Copy out every line in the entries below that includes "तदवस".

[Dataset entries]
# # # #
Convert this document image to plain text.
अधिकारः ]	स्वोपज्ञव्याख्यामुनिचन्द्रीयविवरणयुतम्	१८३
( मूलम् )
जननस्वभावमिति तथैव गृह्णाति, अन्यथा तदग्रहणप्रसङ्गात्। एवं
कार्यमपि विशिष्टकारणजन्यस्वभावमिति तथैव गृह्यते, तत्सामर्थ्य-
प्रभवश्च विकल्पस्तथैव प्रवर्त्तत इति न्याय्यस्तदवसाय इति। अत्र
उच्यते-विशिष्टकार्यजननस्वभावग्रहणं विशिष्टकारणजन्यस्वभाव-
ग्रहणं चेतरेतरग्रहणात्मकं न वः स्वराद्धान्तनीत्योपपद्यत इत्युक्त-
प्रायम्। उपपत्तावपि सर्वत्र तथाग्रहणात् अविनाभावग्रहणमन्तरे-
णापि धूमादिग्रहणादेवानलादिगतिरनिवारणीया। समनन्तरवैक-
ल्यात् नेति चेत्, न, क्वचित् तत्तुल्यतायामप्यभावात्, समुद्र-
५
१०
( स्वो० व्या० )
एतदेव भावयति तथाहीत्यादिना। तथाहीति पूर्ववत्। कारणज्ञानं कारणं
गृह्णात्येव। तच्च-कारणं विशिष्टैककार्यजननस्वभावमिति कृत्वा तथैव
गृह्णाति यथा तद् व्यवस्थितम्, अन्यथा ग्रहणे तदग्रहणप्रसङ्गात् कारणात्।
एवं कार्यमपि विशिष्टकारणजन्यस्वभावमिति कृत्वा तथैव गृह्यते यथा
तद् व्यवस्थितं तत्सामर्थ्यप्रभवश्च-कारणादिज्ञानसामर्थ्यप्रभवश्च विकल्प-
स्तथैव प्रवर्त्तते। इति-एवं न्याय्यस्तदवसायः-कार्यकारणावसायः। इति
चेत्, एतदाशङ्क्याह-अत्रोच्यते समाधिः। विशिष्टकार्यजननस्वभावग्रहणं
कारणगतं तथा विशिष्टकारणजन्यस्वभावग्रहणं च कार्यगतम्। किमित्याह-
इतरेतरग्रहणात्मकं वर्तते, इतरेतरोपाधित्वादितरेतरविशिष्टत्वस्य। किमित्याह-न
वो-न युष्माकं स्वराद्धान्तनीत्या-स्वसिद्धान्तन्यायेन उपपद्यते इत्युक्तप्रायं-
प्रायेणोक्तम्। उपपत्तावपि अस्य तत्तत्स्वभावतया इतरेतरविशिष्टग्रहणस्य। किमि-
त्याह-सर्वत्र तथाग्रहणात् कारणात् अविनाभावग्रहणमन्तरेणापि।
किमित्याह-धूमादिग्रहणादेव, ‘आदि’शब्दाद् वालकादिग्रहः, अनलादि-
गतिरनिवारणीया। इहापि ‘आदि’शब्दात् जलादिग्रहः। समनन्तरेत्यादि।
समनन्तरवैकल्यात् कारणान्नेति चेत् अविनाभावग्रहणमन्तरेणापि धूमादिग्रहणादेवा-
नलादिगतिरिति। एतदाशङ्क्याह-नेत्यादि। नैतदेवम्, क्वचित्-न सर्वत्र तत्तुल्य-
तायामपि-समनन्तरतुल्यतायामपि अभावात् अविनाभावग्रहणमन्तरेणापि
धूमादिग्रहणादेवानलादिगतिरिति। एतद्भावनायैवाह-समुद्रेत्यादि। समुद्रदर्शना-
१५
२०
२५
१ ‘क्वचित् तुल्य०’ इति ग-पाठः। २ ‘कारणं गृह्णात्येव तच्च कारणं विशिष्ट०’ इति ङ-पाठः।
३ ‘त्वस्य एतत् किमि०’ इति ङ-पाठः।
# # # #
# Full output
प्रभवश्च विकल्पस्तथैव प्रवर्त्तत इति न्याय्यस्तदवसाय इति। अत्र
स्तथैव प्रवर्त्तते। इति-एवं न्याय्यस्तदवसायः-कार्यकारणावसायः। इति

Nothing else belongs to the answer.